▶ TUGAS YANG DIKERJAKAN: Tuliskan ulang seluruh teks tentang kunjungan Paus Fransiskus ke Indonesia tanpa mengubah satu kata atau tanda baca pun.

▶ TEKS UNTUK DIBACA:

******************************

Selain itu, Pemimpin Gereja Katolik dunia Paus Fransiskus menyampaikan pidato tentang perdamaian saat bertemu Presiden Joko Widodo (Jokowi) di Istana Merdeka, Rabu (4/9) pagi.
Dalam pidato itu, Paus pun membahas toleransi bangsa Indonesia di tengah keberagaman. Dia mendoakan agar masyarakat Indonesia selalu hidup dalam kerukunan. (cnnindonesia.com, 04 September 2024).
Selama di Indonesia, Pemimpin Gereja Katolik dunia ini melakukan banyak serangkaian agenda, diantaranya pertemuan dengan Presiden Jokowi, para pejabat dan diplomat, anggota Serikat Jesuit, tokoh agama Kristen, tokoh antaragama, dan umat Katolik dalam acara misa akbar di Gelora Bung Karno.
Namun ada Beberapa catatan kritis dibalik kunjungan paus Fransiskus ke Indonesia pertama terkait polemik azan, dan kekalahan umat islam.

******************************

▶ CUPLIKAN DATA:
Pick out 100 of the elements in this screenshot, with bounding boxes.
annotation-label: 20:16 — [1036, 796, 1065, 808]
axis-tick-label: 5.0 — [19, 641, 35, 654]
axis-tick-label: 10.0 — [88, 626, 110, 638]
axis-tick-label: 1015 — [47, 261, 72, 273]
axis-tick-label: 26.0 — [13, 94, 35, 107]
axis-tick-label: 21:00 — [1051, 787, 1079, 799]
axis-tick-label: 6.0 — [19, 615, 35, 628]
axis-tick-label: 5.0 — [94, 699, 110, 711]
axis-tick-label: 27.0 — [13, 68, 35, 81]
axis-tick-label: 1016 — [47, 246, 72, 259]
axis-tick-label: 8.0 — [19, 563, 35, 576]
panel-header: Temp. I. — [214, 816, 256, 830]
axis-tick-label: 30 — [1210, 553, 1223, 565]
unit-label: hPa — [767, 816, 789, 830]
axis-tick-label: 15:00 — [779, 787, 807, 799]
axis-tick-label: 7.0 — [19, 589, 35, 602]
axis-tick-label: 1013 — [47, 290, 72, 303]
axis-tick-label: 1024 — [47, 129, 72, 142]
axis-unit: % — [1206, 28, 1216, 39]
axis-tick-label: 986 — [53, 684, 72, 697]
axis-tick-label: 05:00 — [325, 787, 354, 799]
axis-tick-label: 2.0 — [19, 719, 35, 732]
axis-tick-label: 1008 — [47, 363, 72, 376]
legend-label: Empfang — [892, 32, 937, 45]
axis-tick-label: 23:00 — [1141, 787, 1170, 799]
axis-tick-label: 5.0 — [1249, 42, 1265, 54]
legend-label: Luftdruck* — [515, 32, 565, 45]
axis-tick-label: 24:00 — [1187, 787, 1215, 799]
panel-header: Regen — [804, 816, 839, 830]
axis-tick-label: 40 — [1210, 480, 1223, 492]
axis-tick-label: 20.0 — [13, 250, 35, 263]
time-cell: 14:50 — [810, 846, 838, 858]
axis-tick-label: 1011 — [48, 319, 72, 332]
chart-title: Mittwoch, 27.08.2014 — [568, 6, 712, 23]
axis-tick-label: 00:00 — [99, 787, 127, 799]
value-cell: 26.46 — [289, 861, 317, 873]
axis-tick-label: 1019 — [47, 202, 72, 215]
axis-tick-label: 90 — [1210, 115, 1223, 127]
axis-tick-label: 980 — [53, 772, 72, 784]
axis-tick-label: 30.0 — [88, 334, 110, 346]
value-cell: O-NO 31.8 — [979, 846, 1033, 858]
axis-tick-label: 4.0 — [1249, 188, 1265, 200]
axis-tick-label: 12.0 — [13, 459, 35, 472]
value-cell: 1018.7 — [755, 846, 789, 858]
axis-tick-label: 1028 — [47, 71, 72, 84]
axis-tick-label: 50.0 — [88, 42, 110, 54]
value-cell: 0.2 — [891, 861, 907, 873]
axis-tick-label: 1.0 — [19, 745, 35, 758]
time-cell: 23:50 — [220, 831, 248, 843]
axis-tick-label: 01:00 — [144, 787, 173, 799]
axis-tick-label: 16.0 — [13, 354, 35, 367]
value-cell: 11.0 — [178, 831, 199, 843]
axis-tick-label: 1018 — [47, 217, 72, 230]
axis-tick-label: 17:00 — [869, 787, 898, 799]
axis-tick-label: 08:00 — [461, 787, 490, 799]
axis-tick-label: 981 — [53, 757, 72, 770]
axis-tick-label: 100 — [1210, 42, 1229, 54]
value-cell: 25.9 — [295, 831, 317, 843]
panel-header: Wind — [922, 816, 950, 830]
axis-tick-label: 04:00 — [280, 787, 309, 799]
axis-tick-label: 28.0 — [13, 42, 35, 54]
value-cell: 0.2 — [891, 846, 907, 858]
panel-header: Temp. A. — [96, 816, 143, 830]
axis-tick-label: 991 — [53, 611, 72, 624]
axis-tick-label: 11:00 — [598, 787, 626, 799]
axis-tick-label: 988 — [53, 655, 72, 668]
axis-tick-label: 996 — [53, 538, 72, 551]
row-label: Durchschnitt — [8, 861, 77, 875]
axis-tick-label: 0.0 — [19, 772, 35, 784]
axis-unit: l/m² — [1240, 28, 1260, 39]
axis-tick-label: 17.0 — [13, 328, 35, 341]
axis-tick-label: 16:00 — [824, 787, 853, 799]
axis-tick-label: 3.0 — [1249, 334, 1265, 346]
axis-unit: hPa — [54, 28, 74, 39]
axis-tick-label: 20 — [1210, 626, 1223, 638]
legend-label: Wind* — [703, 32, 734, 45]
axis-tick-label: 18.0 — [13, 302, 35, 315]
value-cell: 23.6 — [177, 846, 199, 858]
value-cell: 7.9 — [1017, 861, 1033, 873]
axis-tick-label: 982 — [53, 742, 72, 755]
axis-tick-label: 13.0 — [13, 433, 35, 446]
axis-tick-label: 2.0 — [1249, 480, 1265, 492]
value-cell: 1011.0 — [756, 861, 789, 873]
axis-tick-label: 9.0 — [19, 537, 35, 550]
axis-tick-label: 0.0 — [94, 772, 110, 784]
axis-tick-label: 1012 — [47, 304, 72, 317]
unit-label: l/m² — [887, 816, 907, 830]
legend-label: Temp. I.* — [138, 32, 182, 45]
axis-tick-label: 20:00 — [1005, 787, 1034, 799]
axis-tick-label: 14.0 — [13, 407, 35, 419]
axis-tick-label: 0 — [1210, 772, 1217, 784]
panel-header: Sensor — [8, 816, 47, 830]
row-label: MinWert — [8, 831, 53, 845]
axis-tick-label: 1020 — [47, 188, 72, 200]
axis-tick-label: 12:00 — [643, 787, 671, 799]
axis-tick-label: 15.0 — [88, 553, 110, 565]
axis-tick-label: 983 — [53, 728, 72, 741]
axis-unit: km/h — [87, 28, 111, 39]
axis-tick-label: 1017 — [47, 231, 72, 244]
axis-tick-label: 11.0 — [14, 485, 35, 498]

******************************

▶ JAWABAN AKHIR:
Selain itu, Pemimpin Gereja Katolik dunia Paus Fransiskus menyampaikan pidato tentang perdamaian saat bertemu Presiden Joko Widodo (Jokowi) di Istana Merdeka, Rabu (4/9) pagi.
Dalam pidato itu, Paus pun membahas toleransi bangsa Indonesia di tengah keberagaman. Dia mendoakan agar masyarakat Indonesia selalu hidup dalam kerukunan. (cnnindonesia.com, 04 September 2024).
Selama di Indonesia, Pemimpin Gereja Katolik dunia ini melakukan banyak serangkaian agenda, diantaranya pertemuan dengan Presiden Jokowi, para pejabat dan diplomat, anggota Serikat Jesuit, tokoh agama Kristen, tokoh antaragama, dan umat Katolik dalam acara misa akbar di Gelora Bung Karno.
Namun ada Beberapa catatan kritis dibalik kunjungan paus Fransiskus ke Indonesia pertama terkait polemik azan, dan kekalahan umat islam.